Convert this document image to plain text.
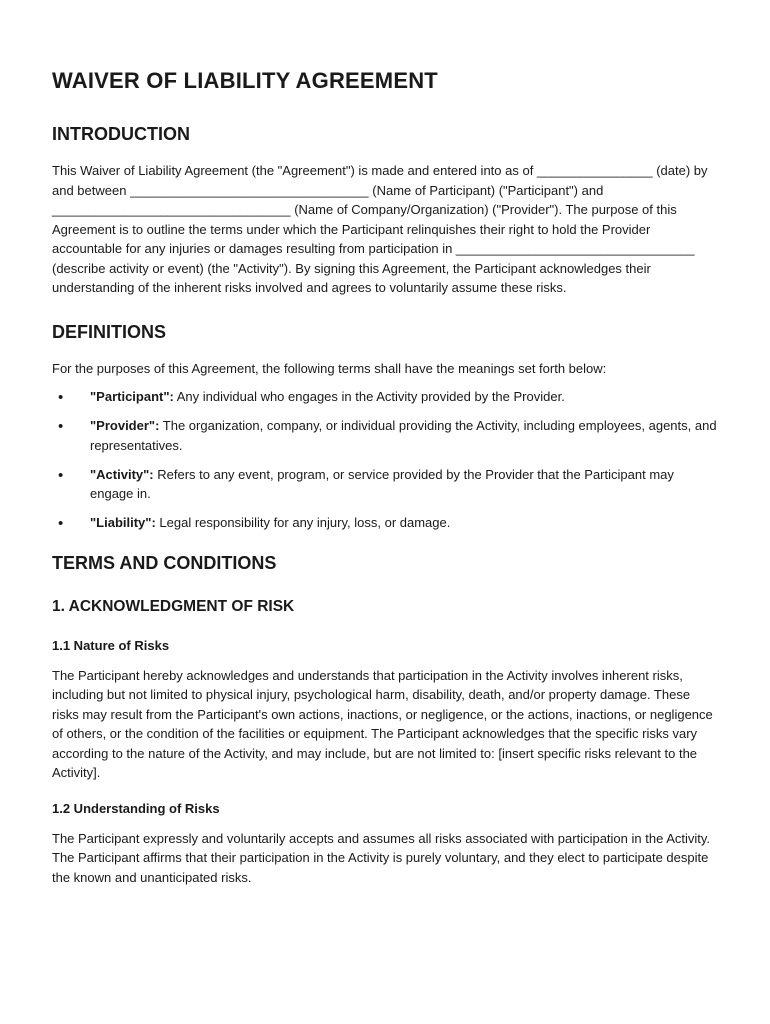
WAIVER OF LIABILITY AGREEMENT
INTRODUCTION

This Waiver of Liability Agreement (the "Agreement") is made and entered into as of ________________ (date) by and between _________________________________ (Name of Participant) ("Participant") and _________________________________ (Name of Company/Organization) ("Provider"). The purpose of this Agreement is to outline the terms under which the Participant relinquishes their right to hold the Provider accountable for any injuries or damages resulting from participation in _________________________________ (describe activity or event) (the "Activity"). By signing this Agreement, the Participant acknowledges their understanding of the inherent risks involved and agrees to voluntarily assume these risks.

DEFINITIONS

For the purposes of this Agreement, the following terms shall have the meanings set forth below:

• "Participant": Any individual who engages in the Activity provided by the Provider.
• "Provider": The organization, company, or individual providing the Activity, including employees, agents, and representatives.
• "Activity": Refers to any event, program, or service provided by the Provider that the Participant may engage in.
• "Liability": Legal responsibility for any injury, loss, or damage.
TERMS AND CONDITIONS
1. ACKNOWLEDGMENT OF RISK
1.1 Nature of Risks

The Participant hereby acknowledges and understands that participation in the Activity involves inherent risks, including but not limited to physical injury, psychological harm, disability, death, and/or property damage. These risks may result from the Participant's own actions, inactions, or negligence, or the actions, inactions, or negligence of others, or the condition of the facilities or equipment. The Participant acknowledges that the specific risks vary according to the nature of the Activity, and may include, but are not limited to: [insert specific risks relevant to the Activity].

1.2 Understanding of Risks

The Participant expressly and voluntarily accepts and assumes all risks associated with participation in the Activity. The Participant affirms that their participation in the Activity is purely voluntary, and they elect to participate despite the known and unanticipated risks.
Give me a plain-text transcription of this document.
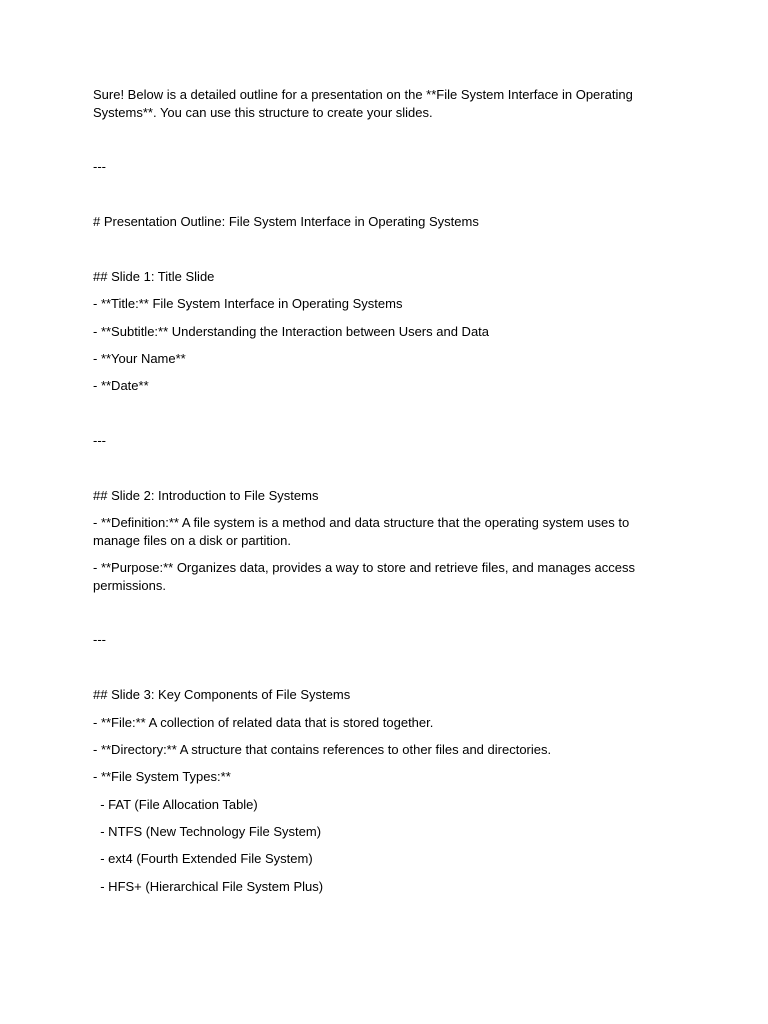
Sure! Below is a detailed outline for a presentation on the **File System Interface in Operating Systems**. You can use this structure to create your slides.

---

# Presentation Outline: File System Interface in Operating Systems

## Slide 1: Title Slide

- **Title:** File System Interface in Operating Systems

- **Subtitle:** Understanding the Interaction between Users and Data

- **Your Name**

- **Date**

---

## Slide 2: Introduction to File Systems

- **Definition:** A file system is a method and data structure that the operating system uses to manage files on a disk or partition.

- **Purpose:** Organizes data, provides a way to store and retrieve files, and manages access permissions.

---

## Slide 3: Key Components of File Systems

- **File:** A collection of related data that is stored together.

- **Directory:** A structure that contains references to other files and directories.

- **File System Types:**

- FAT (File Allocation Table)

- NTFS (New Technology File System)

- ext4 (Fourth Extended File System)

- HFS+ (Hierarchical File System Plus)
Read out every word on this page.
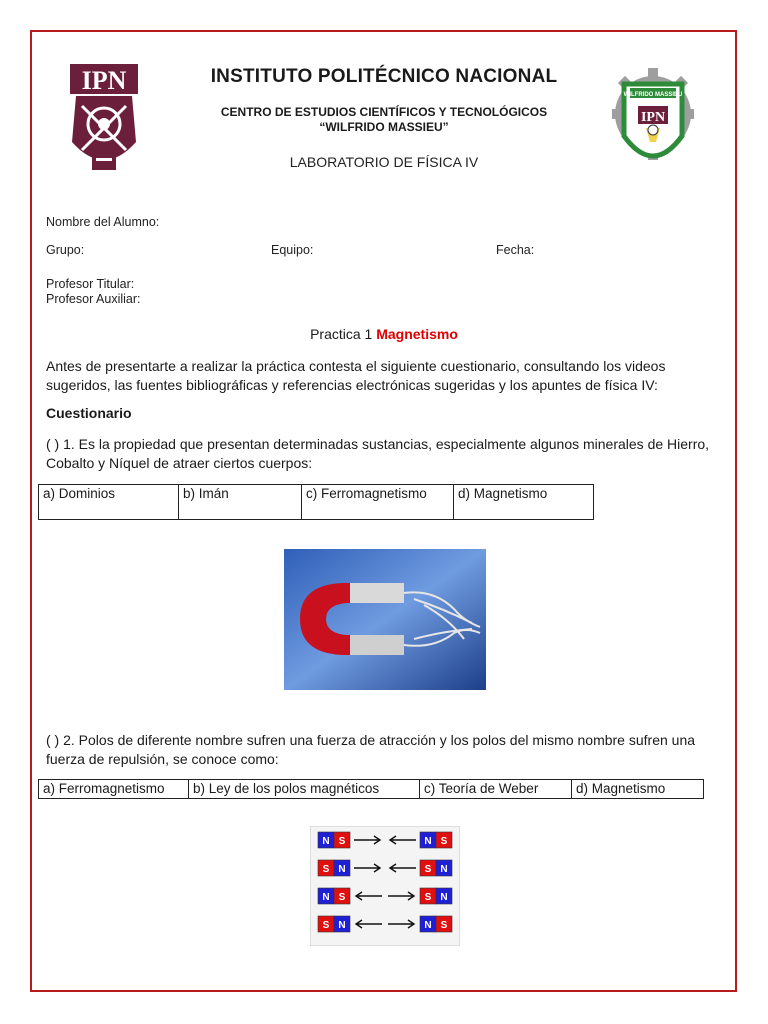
IPN	WILFRIDO MASSIEU
IPN
INSTITUTO POLITÉCNICO NACIONAL
CENTRO DE ESTUDIOS CIENTÍFICOS Y TECNOLÓGICOS
“WILFRIDO MASSIEU”
LABORATORIO DE FÍSICA IV
Nombre del Alumno:
Grupo:	Equipo:	Fecha:
Profesor Titular:
Profesor Auxiliar:
Practica 1 Magnetismo
Antes de presentarte a realizar la práctica contesta el siguiente cuestionario, consultando los videos sugeridos, las fuentes bibliográficas y referencias electrónicas sugeridas y los apuntes de física IV:
Cuestionario
( ) 1. Es la propiedad que presentan determinadas sustancias, especialmente algunos minerales de Hierro, Cobalto y Níquel de atraer ciertos cuerpos:
a) Dominios	b) Imán	c) Ferromagnetismo	d) Magnetismo
( ) 2. Polos de diferente nombre sufren una fuerza de atracción y los polos del mismo nombre sufren una fuerza de repulsión, se conoce como:
a) Ferromagnetismo	b) Ley de los polos magnéticos	c) Teoría de Weber	d) Magnetismo
N S	N S
S N	S N
N S	S N
S N	N S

## Problem
Reproduce every record word for word. The copy must contain no pictures.

## Answer below
Convert this document image to plain text.
WAIVER OF LIABILITY AGREEMENT
INTRODUCTION

This Waiver of Liability Agreement (the "Agreement") is made and entered into as of ________________ (date) by and between _________________________________ (Name of Participant) ("Participant") and _________________________________ (Name of Company/Organization) ("Provider"). The purpose of this Agreement is to outline the terms under which the Participant relinquishes their right to hold the Provider accountable for any injuries or damages resulting from participation in _________________________________ (describe activity or event) (the "Activity"). By signing this Agreement, the Participant acknowledges their understanding of the inherent risks involved and agrees to voluntarily assume these risks.

DEFINITIONS

For the purposes of this Agreement, the following terms shall have the meanings set forth below:

• "Participant": Any individual who engages in the Activity provided by the Provider.
• "Provider": The organization, company, or individual providing the Activity, including employees, agents, and representatives.
• "Activity": Refers to any event, program, or service provided by the Provider that the Participant may engage in.
• "Liability": Legal responsibility for any injury, loss, or damage.
TERMS AND CONDITIONS
1. ACKNOWLEDGMENT OF RISK
1.1 Nature of Risks

The Participant hereby acknowledges and understands that participation in the Activity involves inherent risks, including but not limited to physical injury, psychological harm, disability, death, and/or property damage. These risks may result from the Participant's own actions, inactions, or negligence, or the actions, inactions, or negligence of others, or the condition of the facilities or equipment. The Participant acknowledges that the specific risks vary according to the nature of the Activity, and may include, but are not limited to: [insert specific risks relevant to the Activity].

1.2 Understanding of Risks

The Participant expressly and voluntarily accepts and assumes all risks associated with participation in the Activity. The Participant affirms that their participation in the Activity is purely voluntary, and they elect to participate despite the known and unanticipated risks.
Give me a plain-text transcription of this document.
Sure! Below is a detailed outline for a presentation on the **File System Interface in Operating Systems**. You can use this structure to create your slides.

---

# Presentation Outline: File System Interface in Operating Systems

## Slide 1: Title Slide

- **Title:** File System Interface in Operating Systems

- **Subtitle:** Understanding the Interaction between Users and Data

- **Your Name**

- **Date**

---

## Slide 2: Introduction to File Systems

- **Definition:** A file system is a method and data structure that the operating system uses to manage files on a disk or partition.

- **Purpose:** Organizes data, provides a way to store and retrieve files, and manages access permissions.

---

## Slide 3: Key Components of File Systems

- **File:** A collection of related data that is stored together.

- **Directory:** A structure that contains references to other files and directories.

- **File System Types:**

- FAT (File Allocation Table)

- NTFS (New Technology File System)

- ext4 (Fourth Extended File System)

- HFS+ (Hierarchical File System Plus)
Read out every word on this page.
IPN	WILFRIDO MASSIEU
IPN
INSTITUTO POLITÉCNICO NACIONAL
CENTRO DE ESTUDIOS CIENTÍFICOS Y TECNOLÓGICOS
“WILFRIDO MASSIEU”
LABORATORIO DE FÍSICA IV
Nombre del Alumno:
Grupo:	Equipo:	Fecha:
Profesor Titular:
Profesor Auxiliar:
Practica 1 Magnetismo
Antes de presentarte a realizar la práctica contesta el siguiente cuestionario, consultando los videos sugeridos, las fuentes bibliográficas y referencias electrónicas sugeridas y los apuntes de física IV:
Cuestionario
( ) 1. Es la propiedad que presentan determinadas sustancias, especialmente algunos minerales de Hierro, Cobalto y Níquel de atraer ciertos cuerpos:
a) Dominios	b) Imán	c) Ferromagnetismo	d) Magnetismo
( ) 2. Polos de diferente nombre sufren una fuerza de atracción y los polos del mismo nombre sufren una fuerza de repulsión, se conoce como:
a) Ferromagnetismo	b) Ley de los polos magnéticos	c) Teoría de Weber	d) Magnetismo
N S	N S
S N	S N
N S	S N
S N	N S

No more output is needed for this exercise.